[Information given start]

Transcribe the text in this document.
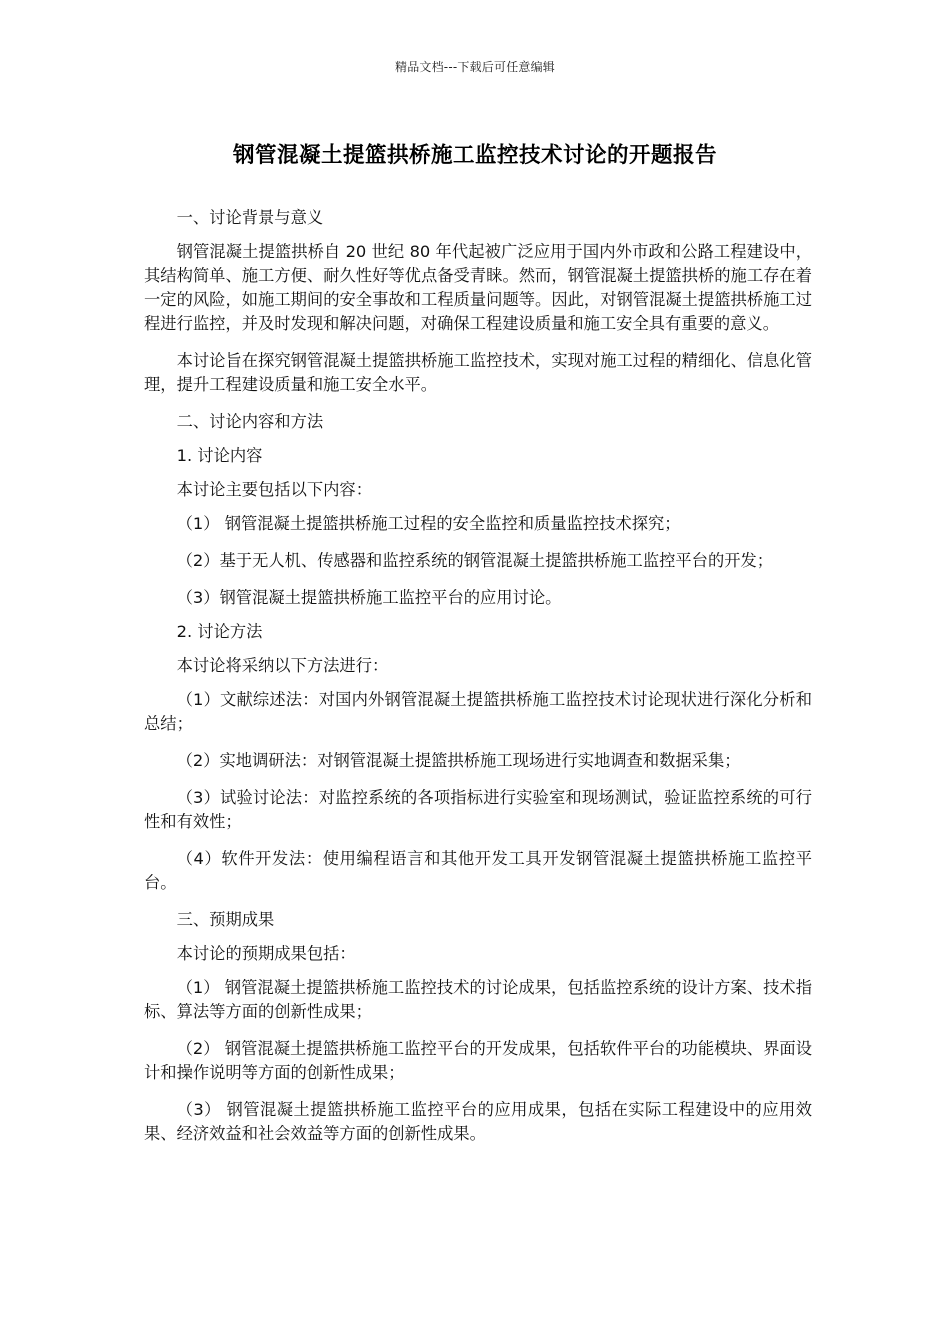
精品文档---下载后可任意编辑
钢管混凝土提篮拱桥施工监控技术讨论的开题报告

一、讨论背景与意义

钢管混凝土提篮拱桥自 20 世纪 80 年代起被广泛应用于国内外市政和公路工程建设中，其结构简单、施工方便、耐久性好等优点备受青睐。然而，钢管混凝土提篮拱桥的施工存在着一定的风险，如施工期间的安全事故和工程质量问题等。因此，对钢管混凝土提篮拱桥施工过程进行监控，并及时发现和解决问题，对确保工程建设质量和施工安全具有重要的意义。

本讨论旨在探究钢管混凝土提篮拱桥施工监控技术，实现对施工过程的精细化、信息化管理，提升工程建设质量和施工安全水平。

二、讨论内容和方法

1. 讨论内容

本讨论主要包括以下内容：

（1） 钢管混凝土提篮拱桥施工过程的安全监控和质量监控技术探究；

（2）基于无人机、传感器和监控系统的钢管混凝土提篮拱桥施工监控平台的开发；

（3）钢管混凝土提篮拱桥施工监控平台的应用讨论。

2. 讨论方法

本讨论将采纳以下方法进行：

（1）文献综述法：对国内外钢管混凝土提篮拱桥施工监控技术讨论现状进行深化分析和总结；

（2）实地调研法：对钢管混凝土提篮拱桥施工现场进行实地调查和数据采集；

（3）试验讨论法：对监控系统的各项指标进行实验室和现场测试，验证监控系统的可行性和有效性；

（4）软件开发法：使用编程语言和其他开发工具开发钢管混凝土提篮拱桥施工监控平台。

三、预期成果

本讨论的预期成果包括：

（1） 钢管混凝土提篮拱桥施工监控技术的讨论成果，包括监控系统的设计方案、技术指标、算法等方面的创新性成果；

（2） 钢管混凝土提篮拱桥施工监控平台的开发成果，包括软件平台的功能模块、界面设计和操作说明等方面的创新性成果；

（3） 钢管混凝土提篮拱桥施工监控平台的应用成果，包括在实际工程建设中的应用效果、经济效益和社会效益等方面的创新性成果。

[Information given end]

● **Task to carry out**
Write out the entries above word for word. Do not include the pictures.

● **Task response**
Transcribe the text in this document.
精品文档---下载后可任意编辑
钢管混凝土提篮拱桥施工监控技术讨论的开题报告

一、讨论背景与意义

钢管混凝土提篮拱桥自 20 世纪 80 年代起被广泛应用于国内外市政和公路工程建设中，其结构简单、施工方便、耐久性好等优点备受青睐。然而，钢管混凝土提篮拱桥的施工存在着一定的风险，如施工期间的安全事故和工程质量问题等。因此，对钢管混凝土提篮拱桥施工过程进行监控，并及时发现和解决问题，对确保工程建设质量和施工安全具有重要的意义。

本讨论旨在探究钢管混凝土提篮拱桥施工监控技术，实现对施工过程的精细化、信息化管理，提升工程建设质量和施工安全水平。

二、讨论内容和方法

1. 讨论内容

本讨论主要包括以下内容：

（1） 钢管混凝土提篮拱桥施工过程的安全监控和质量监控技术探究；

（2）基于无人机、传感器和监控系统的钢管混凝土提篮拱桥施工监控平台的开发；

（3）钢管混凝土提篮拱桥施工监控平台的应用讨论。

2. 讨论方法

本讨论将采纳以下方法进行：

（1）文献综述法：对国内外钢管混凝土提篮拱桥施工监控技术讨论现状进行深化分析和总结；

（2）实地调研法：对钢管混凝土提篮拱桥施工现场进行实地调查和数据采集；

（3）试验讨论法：对监控系统的各项指标进行实验室和现场测试，验证监控系统的可行性和有效性；

（4）软件开发法：使用编程语言和其他开发工具开发钢管混凝土提篮拱桥施工监控平台。

三、预期成果

本讨论的预期成果包括：

（1） 钢管混凝土提篮拱桥施工监控技术的讨论成果，包括监控系统的设计方案、技术指标、算法等方面的创新性成果；

（2） 钢管混凝土提篮拱桥施工监控平台的开发成果，包括软件平台的功能模块、界面设计和操作说明等方面的创新性成果；

（3） 钢管混凝土提篮拱桥施工监控平台的应用成果，包括在实际工程建设中的应用效果、经济效益和社会效益等方面的创新性成果。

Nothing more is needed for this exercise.